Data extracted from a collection
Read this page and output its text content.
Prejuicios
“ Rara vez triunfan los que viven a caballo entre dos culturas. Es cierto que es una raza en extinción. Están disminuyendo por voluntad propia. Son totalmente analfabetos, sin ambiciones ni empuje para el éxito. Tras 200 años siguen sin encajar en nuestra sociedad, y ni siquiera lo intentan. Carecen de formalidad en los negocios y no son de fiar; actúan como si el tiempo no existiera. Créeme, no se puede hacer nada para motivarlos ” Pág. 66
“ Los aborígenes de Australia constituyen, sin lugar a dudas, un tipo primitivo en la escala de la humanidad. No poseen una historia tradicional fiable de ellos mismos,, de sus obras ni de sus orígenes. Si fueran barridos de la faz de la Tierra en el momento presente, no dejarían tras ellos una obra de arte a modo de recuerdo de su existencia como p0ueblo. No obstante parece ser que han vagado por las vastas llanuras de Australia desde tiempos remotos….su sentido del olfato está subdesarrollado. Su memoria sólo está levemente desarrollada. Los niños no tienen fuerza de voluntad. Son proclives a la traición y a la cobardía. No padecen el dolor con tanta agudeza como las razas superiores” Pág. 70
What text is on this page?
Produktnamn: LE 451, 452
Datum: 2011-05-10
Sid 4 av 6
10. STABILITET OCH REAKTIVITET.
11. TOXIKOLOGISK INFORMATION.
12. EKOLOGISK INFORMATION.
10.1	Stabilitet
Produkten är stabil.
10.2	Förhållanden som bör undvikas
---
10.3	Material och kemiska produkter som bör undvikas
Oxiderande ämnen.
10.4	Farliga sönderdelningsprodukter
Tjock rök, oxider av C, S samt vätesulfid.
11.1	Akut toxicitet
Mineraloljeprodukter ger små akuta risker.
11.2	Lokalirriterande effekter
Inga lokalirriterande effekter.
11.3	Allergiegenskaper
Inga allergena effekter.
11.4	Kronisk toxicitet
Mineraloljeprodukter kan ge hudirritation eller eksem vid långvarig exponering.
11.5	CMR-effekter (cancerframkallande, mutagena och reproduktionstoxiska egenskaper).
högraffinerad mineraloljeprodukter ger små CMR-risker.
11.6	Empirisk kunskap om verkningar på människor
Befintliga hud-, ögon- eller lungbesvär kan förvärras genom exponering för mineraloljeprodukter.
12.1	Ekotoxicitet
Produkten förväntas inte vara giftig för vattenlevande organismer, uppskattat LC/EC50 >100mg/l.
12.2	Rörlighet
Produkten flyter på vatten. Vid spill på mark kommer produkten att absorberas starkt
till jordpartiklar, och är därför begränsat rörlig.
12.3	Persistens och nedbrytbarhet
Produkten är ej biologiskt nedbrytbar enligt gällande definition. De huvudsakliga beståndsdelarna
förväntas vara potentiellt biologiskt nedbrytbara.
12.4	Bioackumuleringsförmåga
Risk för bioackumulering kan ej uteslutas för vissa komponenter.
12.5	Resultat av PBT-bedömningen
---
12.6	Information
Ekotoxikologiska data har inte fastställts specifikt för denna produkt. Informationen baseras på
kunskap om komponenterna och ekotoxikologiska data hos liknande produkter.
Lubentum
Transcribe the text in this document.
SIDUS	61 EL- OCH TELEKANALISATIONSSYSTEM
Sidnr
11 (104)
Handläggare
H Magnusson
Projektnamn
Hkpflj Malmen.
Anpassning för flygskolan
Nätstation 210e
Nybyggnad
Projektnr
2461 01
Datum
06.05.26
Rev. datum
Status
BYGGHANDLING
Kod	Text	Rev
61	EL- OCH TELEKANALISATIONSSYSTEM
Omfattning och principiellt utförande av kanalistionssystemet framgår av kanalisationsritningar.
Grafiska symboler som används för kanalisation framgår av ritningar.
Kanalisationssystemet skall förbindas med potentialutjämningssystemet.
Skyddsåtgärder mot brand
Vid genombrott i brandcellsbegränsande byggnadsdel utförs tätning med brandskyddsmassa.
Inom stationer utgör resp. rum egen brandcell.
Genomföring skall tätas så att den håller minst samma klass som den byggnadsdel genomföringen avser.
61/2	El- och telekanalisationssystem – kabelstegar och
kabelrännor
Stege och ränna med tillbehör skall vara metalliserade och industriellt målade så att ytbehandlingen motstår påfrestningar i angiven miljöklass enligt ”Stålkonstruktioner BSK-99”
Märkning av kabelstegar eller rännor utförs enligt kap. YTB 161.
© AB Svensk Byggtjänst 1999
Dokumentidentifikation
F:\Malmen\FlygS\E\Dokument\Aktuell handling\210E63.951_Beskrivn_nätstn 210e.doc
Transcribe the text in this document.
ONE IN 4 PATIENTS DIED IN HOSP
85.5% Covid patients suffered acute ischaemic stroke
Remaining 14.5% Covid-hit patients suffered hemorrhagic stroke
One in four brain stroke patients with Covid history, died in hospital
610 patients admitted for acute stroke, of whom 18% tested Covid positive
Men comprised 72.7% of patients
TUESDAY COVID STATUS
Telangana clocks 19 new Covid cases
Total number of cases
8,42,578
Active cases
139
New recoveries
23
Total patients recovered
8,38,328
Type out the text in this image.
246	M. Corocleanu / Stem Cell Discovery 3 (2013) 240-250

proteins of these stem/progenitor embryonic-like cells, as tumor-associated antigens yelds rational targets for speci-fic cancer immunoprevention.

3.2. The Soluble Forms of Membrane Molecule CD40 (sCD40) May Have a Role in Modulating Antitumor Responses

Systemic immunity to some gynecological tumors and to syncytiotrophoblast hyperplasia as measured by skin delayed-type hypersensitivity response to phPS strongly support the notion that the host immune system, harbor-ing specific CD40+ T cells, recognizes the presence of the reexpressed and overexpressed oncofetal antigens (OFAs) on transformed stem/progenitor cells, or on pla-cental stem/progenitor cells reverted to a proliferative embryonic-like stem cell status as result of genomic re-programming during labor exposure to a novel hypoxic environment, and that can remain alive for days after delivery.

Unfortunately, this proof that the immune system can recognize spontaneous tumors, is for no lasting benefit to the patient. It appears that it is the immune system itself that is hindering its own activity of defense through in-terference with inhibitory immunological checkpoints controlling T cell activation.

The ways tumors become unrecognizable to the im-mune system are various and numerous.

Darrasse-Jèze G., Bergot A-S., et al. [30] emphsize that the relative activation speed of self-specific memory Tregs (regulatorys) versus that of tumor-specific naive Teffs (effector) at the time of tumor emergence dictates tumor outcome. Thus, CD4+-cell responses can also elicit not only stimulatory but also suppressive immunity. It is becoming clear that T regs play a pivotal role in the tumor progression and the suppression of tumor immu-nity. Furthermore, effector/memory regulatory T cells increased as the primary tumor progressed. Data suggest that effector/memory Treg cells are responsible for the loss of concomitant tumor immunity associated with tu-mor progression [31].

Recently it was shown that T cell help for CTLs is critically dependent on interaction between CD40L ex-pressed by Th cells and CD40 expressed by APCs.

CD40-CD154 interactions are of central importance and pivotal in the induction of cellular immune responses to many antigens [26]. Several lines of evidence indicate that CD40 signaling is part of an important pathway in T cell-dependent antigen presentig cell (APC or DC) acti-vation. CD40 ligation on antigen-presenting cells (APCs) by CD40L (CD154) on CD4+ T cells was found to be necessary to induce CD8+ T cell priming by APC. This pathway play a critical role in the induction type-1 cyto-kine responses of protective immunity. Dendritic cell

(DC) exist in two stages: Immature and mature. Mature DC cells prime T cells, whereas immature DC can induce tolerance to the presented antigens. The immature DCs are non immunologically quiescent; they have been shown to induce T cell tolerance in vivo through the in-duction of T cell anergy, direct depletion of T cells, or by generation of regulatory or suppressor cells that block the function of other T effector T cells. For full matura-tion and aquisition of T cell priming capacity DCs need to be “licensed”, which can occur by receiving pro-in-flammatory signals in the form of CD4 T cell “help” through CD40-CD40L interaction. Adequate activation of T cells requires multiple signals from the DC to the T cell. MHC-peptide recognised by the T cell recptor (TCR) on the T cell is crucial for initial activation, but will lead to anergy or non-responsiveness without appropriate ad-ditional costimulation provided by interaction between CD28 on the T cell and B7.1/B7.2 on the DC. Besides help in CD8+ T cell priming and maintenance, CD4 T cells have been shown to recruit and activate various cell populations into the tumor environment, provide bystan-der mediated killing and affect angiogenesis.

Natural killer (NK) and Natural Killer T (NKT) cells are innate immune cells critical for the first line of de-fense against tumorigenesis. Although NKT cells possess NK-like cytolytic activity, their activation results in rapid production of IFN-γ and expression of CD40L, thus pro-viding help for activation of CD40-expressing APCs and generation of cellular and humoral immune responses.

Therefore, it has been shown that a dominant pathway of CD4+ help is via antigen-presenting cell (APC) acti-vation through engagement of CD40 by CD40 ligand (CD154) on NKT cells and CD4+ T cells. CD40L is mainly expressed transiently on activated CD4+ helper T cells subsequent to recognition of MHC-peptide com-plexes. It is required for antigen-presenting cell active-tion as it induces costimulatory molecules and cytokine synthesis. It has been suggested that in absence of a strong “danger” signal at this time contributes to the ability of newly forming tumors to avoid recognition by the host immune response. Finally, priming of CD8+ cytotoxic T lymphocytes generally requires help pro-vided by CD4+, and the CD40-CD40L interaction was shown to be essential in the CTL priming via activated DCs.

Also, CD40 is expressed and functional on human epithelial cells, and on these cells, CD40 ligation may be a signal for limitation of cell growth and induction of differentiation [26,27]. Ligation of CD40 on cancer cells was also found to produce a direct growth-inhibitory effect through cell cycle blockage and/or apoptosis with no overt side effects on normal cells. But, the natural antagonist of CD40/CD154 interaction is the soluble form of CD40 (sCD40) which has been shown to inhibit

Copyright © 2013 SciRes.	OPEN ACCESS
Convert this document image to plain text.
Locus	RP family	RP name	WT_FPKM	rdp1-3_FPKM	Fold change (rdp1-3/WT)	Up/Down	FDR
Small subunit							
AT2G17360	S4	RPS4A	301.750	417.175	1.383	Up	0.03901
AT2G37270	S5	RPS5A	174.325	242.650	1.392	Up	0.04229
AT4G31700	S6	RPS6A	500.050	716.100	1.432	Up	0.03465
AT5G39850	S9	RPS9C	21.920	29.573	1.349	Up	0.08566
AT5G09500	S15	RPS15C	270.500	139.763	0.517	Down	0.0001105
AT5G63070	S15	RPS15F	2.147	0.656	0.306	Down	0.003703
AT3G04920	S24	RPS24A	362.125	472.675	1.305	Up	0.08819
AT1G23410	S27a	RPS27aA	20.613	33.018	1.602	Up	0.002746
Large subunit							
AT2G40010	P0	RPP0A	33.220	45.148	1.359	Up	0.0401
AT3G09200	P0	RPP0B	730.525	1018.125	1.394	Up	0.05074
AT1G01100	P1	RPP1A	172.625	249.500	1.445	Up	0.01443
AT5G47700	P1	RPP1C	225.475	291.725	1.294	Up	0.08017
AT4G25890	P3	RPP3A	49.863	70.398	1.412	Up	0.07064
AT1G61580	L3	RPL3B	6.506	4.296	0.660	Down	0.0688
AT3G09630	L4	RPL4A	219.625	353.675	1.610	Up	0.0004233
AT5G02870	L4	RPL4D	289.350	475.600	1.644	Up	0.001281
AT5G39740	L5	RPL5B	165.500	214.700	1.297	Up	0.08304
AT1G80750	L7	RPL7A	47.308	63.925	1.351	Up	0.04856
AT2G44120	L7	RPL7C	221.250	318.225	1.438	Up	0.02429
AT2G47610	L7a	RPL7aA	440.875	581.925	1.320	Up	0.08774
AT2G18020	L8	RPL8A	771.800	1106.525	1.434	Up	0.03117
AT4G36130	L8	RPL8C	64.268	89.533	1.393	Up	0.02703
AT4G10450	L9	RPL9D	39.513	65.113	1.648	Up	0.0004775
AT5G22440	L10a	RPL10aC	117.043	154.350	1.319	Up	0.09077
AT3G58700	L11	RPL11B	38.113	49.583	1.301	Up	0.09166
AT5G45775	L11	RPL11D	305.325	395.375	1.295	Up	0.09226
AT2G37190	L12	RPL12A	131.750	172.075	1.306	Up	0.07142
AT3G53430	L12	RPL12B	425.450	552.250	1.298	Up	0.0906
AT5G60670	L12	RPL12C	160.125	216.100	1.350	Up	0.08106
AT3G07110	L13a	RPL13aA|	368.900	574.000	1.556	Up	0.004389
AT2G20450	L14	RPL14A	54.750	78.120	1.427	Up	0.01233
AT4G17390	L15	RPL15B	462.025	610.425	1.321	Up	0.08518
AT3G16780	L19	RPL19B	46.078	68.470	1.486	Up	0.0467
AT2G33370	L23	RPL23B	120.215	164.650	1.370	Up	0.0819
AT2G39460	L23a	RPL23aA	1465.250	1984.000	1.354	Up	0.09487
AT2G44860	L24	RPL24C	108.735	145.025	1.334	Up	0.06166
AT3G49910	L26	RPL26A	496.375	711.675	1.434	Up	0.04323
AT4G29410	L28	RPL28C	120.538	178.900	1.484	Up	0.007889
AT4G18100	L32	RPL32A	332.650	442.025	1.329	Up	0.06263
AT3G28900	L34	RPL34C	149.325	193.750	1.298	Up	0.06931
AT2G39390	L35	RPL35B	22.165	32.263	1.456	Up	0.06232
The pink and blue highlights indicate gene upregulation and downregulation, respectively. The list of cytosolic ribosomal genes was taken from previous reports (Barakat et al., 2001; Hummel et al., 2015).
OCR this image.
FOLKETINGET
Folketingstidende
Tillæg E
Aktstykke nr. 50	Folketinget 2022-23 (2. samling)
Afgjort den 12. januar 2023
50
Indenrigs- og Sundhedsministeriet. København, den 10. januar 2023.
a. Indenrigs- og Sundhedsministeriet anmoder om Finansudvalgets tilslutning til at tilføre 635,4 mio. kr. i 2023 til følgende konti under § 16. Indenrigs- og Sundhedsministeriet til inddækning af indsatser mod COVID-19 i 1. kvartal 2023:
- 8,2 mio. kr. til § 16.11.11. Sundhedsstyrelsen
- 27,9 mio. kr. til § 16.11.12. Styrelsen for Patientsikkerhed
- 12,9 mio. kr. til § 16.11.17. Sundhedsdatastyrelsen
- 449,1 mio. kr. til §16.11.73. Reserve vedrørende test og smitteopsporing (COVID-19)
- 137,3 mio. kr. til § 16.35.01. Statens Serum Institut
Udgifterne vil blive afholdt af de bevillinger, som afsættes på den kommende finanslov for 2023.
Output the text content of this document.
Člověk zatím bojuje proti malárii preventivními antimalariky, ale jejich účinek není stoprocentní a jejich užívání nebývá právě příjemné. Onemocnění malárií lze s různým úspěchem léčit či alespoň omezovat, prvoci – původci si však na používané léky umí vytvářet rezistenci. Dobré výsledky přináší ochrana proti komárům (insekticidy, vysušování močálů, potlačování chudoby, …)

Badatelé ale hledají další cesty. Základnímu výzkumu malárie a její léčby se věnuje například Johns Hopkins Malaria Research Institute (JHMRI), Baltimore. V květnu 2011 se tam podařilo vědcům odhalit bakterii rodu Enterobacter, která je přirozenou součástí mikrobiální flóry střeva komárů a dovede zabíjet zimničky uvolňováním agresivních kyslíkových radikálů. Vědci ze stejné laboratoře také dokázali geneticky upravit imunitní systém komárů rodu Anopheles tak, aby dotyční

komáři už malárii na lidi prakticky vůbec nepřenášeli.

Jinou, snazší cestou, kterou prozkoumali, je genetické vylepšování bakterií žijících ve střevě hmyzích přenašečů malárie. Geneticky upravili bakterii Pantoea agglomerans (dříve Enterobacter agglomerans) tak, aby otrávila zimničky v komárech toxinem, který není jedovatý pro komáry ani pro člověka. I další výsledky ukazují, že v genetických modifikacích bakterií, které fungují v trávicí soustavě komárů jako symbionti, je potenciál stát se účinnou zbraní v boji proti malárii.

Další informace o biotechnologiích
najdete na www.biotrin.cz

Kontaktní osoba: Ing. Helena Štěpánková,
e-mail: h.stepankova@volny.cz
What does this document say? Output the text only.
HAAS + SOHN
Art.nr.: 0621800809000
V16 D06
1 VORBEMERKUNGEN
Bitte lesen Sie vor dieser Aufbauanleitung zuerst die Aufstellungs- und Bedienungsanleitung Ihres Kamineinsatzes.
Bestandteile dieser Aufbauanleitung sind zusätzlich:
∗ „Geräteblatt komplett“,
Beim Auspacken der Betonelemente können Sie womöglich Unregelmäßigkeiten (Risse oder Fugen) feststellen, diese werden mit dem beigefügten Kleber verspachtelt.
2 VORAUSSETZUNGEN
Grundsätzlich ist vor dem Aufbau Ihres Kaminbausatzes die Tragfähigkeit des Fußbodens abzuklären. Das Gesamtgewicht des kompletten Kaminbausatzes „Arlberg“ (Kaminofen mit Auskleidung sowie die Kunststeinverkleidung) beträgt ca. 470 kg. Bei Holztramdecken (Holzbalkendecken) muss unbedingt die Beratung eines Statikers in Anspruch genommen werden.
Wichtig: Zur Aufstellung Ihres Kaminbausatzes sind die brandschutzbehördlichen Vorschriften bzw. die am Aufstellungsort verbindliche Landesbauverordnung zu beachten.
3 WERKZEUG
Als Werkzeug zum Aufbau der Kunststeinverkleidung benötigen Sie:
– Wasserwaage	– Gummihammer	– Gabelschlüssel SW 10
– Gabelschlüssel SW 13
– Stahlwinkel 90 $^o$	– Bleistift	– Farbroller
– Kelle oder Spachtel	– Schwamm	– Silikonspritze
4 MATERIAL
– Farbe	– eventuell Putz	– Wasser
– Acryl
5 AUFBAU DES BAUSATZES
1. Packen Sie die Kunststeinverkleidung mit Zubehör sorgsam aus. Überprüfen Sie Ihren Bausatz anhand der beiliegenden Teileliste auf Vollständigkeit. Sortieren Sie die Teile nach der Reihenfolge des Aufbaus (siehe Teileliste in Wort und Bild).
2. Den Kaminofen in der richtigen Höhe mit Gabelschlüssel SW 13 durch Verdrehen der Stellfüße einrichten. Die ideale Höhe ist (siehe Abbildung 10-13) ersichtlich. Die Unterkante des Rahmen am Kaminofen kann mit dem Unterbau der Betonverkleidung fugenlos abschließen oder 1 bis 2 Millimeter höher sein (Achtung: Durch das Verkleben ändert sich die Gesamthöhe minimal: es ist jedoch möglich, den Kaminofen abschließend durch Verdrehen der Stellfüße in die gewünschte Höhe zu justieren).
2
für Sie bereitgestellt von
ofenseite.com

◆ Work required ◆
Copy each line from the data above that includes "zimničky".

◆ Answer to the problem ◆
Badatelé ale hledají další cesty. Základnímu výzkumu malárie a její léčby se věnuje například Johns Hopkins Malaria Research Institute (JHMRI), Baltimore. V květnu 2011 se tam podařilo vědcům odhalit bakterii rodu Enterobacter, která je přirozenou součástí mikrobiální flóry střeva komárů a dovede zabíjet zimničky uvolňováním agresivních kyslíkových radikálů. Vědci ze stejné laboratoře také dokázali geneticky upravit imunitní systém komárů rodu Anopheles tak, aby dotyční
Jinou, snazší cestou, kterou prozkoumali, je genetické vylepšování bakterií žijících ve střevě hmyzích přenašečů malárie. Geneticky upravili bakterii Pantoea agglomerans (dříve Enterobacter agglomerans) tak, aby otrávila zimničky v komárech toxinem, který není jedovatý pro komáry ani pro člověka. I další výsledky ukazují, že v genetických modifikacích bakterií, které fungují v trávicí soustavě komárů jako symbionti, je potenciál stát se účinnou zbraní v boji proti malárii.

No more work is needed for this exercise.